Exercise directions:
Word for word, restate every line of the listing that follows.

Supplied data:
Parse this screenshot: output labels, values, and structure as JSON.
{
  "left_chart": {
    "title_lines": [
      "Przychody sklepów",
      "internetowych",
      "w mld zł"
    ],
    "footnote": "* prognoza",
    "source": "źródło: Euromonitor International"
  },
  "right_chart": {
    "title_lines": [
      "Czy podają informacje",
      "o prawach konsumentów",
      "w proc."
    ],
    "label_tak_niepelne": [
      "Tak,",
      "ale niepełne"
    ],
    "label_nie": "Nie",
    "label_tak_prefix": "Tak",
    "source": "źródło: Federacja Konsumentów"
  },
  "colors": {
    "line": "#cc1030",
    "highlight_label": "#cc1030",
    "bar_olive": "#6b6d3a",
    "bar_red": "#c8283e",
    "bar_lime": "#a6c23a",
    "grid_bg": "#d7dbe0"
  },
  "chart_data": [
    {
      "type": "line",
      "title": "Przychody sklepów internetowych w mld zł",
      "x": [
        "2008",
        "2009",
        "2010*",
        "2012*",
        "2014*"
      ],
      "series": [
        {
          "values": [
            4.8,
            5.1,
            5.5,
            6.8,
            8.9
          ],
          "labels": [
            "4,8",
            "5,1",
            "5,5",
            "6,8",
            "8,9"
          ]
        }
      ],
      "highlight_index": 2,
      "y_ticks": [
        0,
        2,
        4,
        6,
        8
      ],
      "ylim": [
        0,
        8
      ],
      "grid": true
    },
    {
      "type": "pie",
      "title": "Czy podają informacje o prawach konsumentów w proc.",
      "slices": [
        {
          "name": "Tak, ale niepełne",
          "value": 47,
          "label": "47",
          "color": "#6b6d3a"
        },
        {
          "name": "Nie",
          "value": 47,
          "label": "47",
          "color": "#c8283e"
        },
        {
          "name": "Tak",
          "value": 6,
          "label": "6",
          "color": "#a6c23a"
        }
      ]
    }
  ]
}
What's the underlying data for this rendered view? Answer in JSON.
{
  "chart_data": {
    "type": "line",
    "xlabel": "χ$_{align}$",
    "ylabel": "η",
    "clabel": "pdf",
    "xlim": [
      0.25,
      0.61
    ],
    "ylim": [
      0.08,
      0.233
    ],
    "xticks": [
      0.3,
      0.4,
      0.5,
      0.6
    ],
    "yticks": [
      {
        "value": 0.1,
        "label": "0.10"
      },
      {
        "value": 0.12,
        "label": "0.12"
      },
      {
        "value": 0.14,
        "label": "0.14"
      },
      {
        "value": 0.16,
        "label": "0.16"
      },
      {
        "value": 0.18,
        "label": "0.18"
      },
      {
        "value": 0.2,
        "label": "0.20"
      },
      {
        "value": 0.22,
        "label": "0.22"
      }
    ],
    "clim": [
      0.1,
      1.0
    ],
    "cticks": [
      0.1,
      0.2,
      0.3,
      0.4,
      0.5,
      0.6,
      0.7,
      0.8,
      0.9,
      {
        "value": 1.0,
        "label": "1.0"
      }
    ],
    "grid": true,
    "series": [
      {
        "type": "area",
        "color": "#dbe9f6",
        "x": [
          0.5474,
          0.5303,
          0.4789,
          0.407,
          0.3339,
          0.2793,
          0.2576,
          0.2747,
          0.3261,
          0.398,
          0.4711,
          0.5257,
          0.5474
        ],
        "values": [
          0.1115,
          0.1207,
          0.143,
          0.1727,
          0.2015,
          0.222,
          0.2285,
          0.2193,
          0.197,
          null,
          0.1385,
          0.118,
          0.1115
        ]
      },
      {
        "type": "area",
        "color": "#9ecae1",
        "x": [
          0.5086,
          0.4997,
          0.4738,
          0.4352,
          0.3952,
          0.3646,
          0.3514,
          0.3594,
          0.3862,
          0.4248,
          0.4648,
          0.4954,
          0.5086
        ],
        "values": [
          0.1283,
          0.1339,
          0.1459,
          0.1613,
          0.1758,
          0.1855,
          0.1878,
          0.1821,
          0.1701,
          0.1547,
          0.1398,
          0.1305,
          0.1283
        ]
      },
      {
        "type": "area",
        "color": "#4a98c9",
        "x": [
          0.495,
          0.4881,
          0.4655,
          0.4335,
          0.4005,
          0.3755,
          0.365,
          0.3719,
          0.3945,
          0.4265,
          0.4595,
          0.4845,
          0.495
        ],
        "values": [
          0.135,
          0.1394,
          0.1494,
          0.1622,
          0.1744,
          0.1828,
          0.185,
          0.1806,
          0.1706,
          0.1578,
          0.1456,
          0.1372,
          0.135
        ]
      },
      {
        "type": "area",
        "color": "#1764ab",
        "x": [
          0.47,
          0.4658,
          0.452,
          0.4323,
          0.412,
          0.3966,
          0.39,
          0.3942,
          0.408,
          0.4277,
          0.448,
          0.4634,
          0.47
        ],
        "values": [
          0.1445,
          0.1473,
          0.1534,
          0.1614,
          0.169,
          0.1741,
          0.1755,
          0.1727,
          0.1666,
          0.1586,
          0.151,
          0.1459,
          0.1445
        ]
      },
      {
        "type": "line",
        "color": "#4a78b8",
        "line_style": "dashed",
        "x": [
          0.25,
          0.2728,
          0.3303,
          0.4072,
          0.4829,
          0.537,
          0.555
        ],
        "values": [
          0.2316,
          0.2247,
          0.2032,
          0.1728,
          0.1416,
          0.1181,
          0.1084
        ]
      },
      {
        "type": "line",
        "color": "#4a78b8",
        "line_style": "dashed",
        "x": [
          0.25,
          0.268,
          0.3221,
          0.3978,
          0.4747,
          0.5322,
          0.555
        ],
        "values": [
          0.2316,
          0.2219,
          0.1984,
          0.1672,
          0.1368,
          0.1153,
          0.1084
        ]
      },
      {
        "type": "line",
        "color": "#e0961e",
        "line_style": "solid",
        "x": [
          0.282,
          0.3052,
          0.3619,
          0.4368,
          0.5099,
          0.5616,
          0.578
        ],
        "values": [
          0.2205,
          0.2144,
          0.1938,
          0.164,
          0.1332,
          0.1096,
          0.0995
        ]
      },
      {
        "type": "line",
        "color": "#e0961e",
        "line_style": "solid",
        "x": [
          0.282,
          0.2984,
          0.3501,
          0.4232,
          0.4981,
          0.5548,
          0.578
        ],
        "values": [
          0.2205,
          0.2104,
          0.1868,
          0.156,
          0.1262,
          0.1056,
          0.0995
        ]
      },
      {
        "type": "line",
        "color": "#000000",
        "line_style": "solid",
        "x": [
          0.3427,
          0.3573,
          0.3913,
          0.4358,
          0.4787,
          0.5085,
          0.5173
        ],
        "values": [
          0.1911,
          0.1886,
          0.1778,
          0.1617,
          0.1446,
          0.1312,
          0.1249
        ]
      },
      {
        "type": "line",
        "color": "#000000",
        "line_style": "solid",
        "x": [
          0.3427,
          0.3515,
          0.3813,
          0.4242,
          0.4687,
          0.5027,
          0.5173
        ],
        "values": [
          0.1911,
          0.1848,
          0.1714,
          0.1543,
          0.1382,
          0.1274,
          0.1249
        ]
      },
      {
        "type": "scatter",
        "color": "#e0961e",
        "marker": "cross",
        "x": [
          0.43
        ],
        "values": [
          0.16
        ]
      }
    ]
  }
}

Answer to the exercise:
Parse this screenshot: output labels, values, and structure as JSON.
{
  "left_chart": {
    "title_lines": [
      "Przychody sklepów",
      "internetowych",
      "w mld zł"
    ],
    "footnote": "* prognoza",
    "source": "źródło: Euromonitor International"
  },
  "right_chart": {
    "title_lines": [
      "Czy podają informacje",
      "o prawach konsumentów",
      "w proc."
    ],
    "label_tak_niepelne": [
      "Tak,",
      "ale niepełne"
    ],
    "label_nie": "Nie",
    "label_tak_prefix": "Tak",
    "source": "źródło: Federacja Konsumentów"
  },
  "colors": {
    "line": "#cc1030",
    "highlight_label": "#cc1030",
    "bar_olive": "#6b6d3a",
    "bar_red": "#c8283e",
    "bar_lime": "#a6c23a",
    "grid_bg": "#d7dbe0"
  },
  "chart_data": [
    {
      "type": "line",
      "title": "Przychody sklepów internetowych w mld zł",
      "x": [
        "2008",
        "2009",
        "2010*",
        "2012*",
        "2014*"
      ],
      "series": [
        {
          "values": [
            4.8,
            5.1,
            5.5,
            6.8,
            8.9
          ],
          "labels": [
            "4,8",
            "5,1",
            "5,5",
            "6,8",
            "8,9"
          ]
        }
      ],
      "highlight_index": 2,
      "y_ticks": [
        0,
        2,
        4,
        6,
        8
      ],
      "ylim": [
        0,
        8
      ],
      "grid": true
    },
    {
      "type": "pie",
      "title": "Czy podają informacje o prawach konsumentów w proc.",
      "slices": [
        {
          "name": "Tak, ale niepełne",
          "value": 47,
          "label": "47",
          "color": "#6b6d3a"
        },
        {
          "name": "Nie",
          "value": 47,
          "label": "47",
          "color": "#c8283e"
        },
        {
          "name": "Tak",
          "value": 6,
          "label": "6",
          "color": "#a6c23a"
        }
      ]
    }
  ]
}
What's the underlying data for this rendered view? Answer in JSON.
{
  "chart_data": {
    "type": "line",
    "xlabel": "χ$_{align}$",
    "ylabel": "η",
    "clabel": "pdf",
    "xlim": [
      0.25,
      0.61
    ],
    "ylim": [
      0.08,
      0.233
    ],
    "xticks": [
      0.3,
      0.4,
      0.5,
      0.6
    ],
    "yticks": [
      {
        "value": 0.1,
        "label": "0.10"
      },
      {
        "value": 0.12,
        "label": "0.12"
      },
      {
        "value": 0.14,
        "label": "0.14"
      },
      {
        "value": 0.16,
        "label": "0.16"
      },
      {
        "value": 0.18,
        "label": "0.18"
      },
      {
        "value": 0.2,
        "label": "0.20"
      },
      {
        "value": 0.22,
        "label": "0.22"
      }
    ],
    "clim": [
      0.1,
      1.0
    ],
    "cticks": [
      0.1,
      0.2,
      0.3,
      0.4,
      0.5,
      0.6,
      0.7,
      0.8,
      0.9,
      {
        "value": 1.0,
        "label": "1.0"
      }
    ],
    "grid": true,
    "series": [
      {
        "type": "area",
        "color": "#dbe9f6",
        "x": [
          0.5474,
          0.5303,
          0.4789,
          0.407,
          0.3339,
          0.2793,
          0.2576,
          0.2747,
          0.3261,
          0.398,
          0.4711,
          0.5257,
          0.5474
        ],
        "values": [
          0.1115,
          0.1207,
          0.143,
          0.1727,
          0.2015,
          0.222,
          0.2285,
          0.2193,
          0.197,
          null,
          0.1385,
          0.118,
          0.1115
        ]
      },
      {
        "type": "area",
        "color": "#9ecae1",
        "x": [
          0.5086,
          0.4997,
          0.4738,
          0.4352,
          0.3952,
          0.3646,
          0.3514,
          0.3594,
          0.3862,
          0.4248,
          0.4648,
          0.4954,
          0.5086
        ],
        "values": [
          0.1283,
          0.1339,
          0.1459,
          0.1613,
          0.1758,
          0.1855,
          0.1878,
          0.1821,
          0.1701,
          0.1547,
          0.1398,
          0.1305,
          0.1283
        ]
      },
      {
        "type": "area",
        "color": "#4a98c9",
        "x": [
          0.495,
          0.4881,
          0.4655,
          0.4335,
          0.4005,
          0.3755,
          0.365,
          0.3719,
          0.3945,
          0.4265,
          0.4595,
          0.4845,
          0.495
        ],
        "values": [
          0.135,
          0.1394,
          0.1494,
          0.1622,
          0.1744,
          0.1828,
          0.185,
          0.1806,
          0.1706,
          0.1578,
          0.1456,
          0.1372,
          0.135
        ]
      },
      {
        "type": "area",
        "color": "#1764ab",
        "x": [
          0.47,
          0.4658,
          0.452,
          0.4323,
          0.412,
          0.3966,
          0.39,
          0.3942,
          0.408,
          0.4277,
          0.448,
          0.4634,
          0.47
        ],
        "values": [
          0.1445,
          0.1473,
          0.1534,
          0.1614,
          0.169,
          0.1741,
          0.1755,
          0.1727,
          0.1666,
          0.1586,
          0.151,
          0.1459,
          0.1445
        ]
      },
      {
        "type": "line",
        "color": "#4a78b8",
        "line_style": "dashed",
        "x": [
          0.25,
          0.2728,
          0.3303,
          0.4072,
          0.4829,
          0.537,
          0.555
        ],
        "values": [
          0.2316,
          0.2247,
          0.2032,
          0.1728,
          0.1416,
          0.1181,
          0.1084
        ]
      },
      {
        "type": "line",
        "color": "#4a78b8",
        "line_style": "dashed",
        "x": [
          0.25,
          0.268,
          0.3221,
          0.3978,
          0.4747,
          0.5322,
          0.555
        ],
        "values": [
          0.2316,
          0.2219,
          0.1984,
          0.1672,
          0.1368,
          0.1153,
          0.1084
        ]
      },
      {
        "type": "line",
        "color": "#e0961e",
        "line_style": "solid",
        "x": [
          0.282,
          0.3052,
          0.3619,
          0.4368,
          0.5099,
          0.5616,
          0.578
        ],
        "values": [
          0.2205,
          0.2144,
          0.1938,
          0.164,
          0.1332,
          0.1096,
          0.0995
        ]
      },
      {
        "type": "line",
        "color": "#e0961e",
        "line_style": "solid",
        "x": [
          0.282,
          0.2984,
          0.3501,
          0.4232,
          0.4981,
          0.5548,
          0.578
        ],
        "values": [
          0.2205,
          0.2104,
          0.1868,
          0.156,
          0.1262,
          0.1056,
          0.0995
        ]
      },
      {
        "type": "line",
        "color": "#000000",
        "line_style": "solid",
        "x": [
          0.3427,
          0.3573,
          0.3913,
          0.4358,
          0.4787,
          0.5085,
          0.5173
        ],
        "values": [
          0.1911,
          0.1886,
          0.1778,
          0.1617,
          0.1446,
          0.1312,
          0.1249
        ]
      },
      {
        "type": "line",
        "color": "#000000",
        "line_style": "solid",
        "x": [
          0.3427,
          0.3515,
          0.3813,
          0.4242,
          0.4687,
          0.5027,
          0.5173
        ],
        "values": [
          0.1911,
          0.1848,
          0.1714,
          0.1543,
          0.1382,
          0.1274,
          0.1249
        ]
      },
      {
        "type": "scatter",
        "color": "#e0961e",
        "marker": "cross",
        "x": [
          0.43
        ],
        "values": [
          0.16
        ]
      }
    ]
  }
}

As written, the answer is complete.